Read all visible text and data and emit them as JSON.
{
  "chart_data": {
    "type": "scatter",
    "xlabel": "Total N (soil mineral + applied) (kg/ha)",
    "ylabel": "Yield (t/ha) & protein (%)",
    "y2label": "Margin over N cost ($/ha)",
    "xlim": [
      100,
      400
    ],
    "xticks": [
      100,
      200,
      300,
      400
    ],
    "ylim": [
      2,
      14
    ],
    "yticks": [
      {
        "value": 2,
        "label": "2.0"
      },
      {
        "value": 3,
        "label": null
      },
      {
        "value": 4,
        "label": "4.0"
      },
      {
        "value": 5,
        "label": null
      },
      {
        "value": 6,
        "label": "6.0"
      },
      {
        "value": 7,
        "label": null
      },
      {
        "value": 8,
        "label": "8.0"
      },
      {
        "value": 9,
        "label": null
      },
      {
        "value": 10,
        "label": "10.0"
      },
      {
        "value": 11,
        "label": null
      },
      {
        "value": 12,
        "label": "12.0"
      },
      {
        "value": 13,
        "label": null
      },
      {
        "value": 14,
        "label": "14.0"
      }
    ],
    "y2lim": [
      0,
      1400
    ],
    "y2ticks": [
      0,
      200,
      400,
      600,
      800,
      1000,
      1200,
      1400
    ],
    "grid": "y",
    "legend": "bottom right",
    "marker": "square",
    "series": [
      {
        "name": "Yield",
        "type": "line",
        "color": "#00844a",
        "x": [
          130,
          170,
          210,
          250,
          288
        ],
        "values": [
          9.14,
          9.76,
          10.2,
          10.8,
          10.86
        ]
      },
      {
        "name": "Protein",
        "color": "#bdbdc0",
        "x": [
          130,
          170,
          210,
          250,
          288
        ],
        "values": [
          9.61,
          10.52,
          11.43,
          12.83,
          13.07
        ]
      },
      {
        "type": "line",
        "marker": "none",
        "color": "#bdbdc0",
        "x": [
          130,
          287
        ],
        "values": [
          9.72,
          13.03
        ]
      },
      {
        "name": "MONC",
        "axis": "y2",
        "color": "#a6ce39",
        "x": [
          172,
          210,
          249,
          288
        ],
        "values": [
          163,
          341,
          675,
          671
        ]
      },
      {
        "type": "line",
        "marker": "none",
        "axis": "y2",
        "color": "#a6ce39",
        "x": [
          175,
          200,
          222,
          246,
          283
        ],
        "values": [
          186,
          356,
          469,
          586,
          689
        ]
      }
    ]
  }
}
——————————
• **Required work**:
Each line of the records belongs in the answer, reproduced exactly.

• **Output of the exercise**:
Read all visible text and data and emit them as JSON.
{
  "chart_data": {
    "type": "scatter",
    "xlabel": "Total N (soil mineral + applied) (kg/ha)",
    "ylabel": "Yield (t/ha) & protein (%)",
    "y2label": "Margin over N cost ($/ha)",
    "xlim": [
      100,
      400
    ],
    "xticks": [
      100,
      200,
      300,
      400
    ],
    "ylim": [
      2,
      14
    ],
    "yticks": [
      {
        "value": 2,
        "label": "2.0"
      },
      {
        "value": 3,
        "label": null
      },
      {
        "value": 4,
        "label": "4.0"
      },
      {
        "value": 5,
        "label": null
      },
      {
        "value": 6,
        "label": "6.0"
      },
      {
        "value": 7,
        "label": null
      },
      {
        "value": 8,
        "label": "8.0"
      },
      {
        "value": 9,
        "label": null
      },
      {
        "value": 10,
        "label": "10.0"
      },
      {
        "value": 11,
        "label": null
      },
      {
        "value": 12,
        "label": "12.0"
      },
      {
        "value": 13,
        "label": null
      },
      {
        "value": 14,
        "label": "14.0"
      }
    ],
    "y2lim": [
      0,
      1400
    ],
    "y2ticks": [
      0,
      200,
      400,
      600,
      800,
      1000,
      1200,
      1400
    ],
    "grid": "y",
    "legend": "bottom right",
    "marker": "square",
    "series": [
      {
        "name": "Yield",
        "type": "line",
        "color": "#00844a",
        "x": [
          130,
          170,
          210,
          250,
          288
        ],
        "values": [
          9.14,
          9.76,
          10.2,
          10.8,
          10.86
        ]
      },
      {
        "name": "Protein",
        "color": "#bdbdc0",
        "x": [
          130,
          170,
          210,
          250,
          288
        ],
        "values": [
          9.61,
          10.52,
          11.43,
          12.83,
          13.07
        ]
      },
      {
        "type": "line",
        "marker": "none",
        "color": "#bdbdc0",
        "x": [
          130,
          287
        ],
        "values": [
          9.72,
          13.03
        ]
      },
      {
        "name": "MONC",
        "axis": "y2",
        "color": "#a6ce39",
        "x": [
          172,
          210,
          249,
          288
        ],
        "values": [
          163,
          341,
          675,
          671
        ]
      },
      {
        "type": "line",
        "marker": "none",
        "axis": "y2",
        "color": "#a6ce39",
        "x": [
          175,
          200,
          222,
          246,
          283
        ],
        "values": [
          186,
          356,
          469,
          586,
          689
        ]
      }
    ]
  }
}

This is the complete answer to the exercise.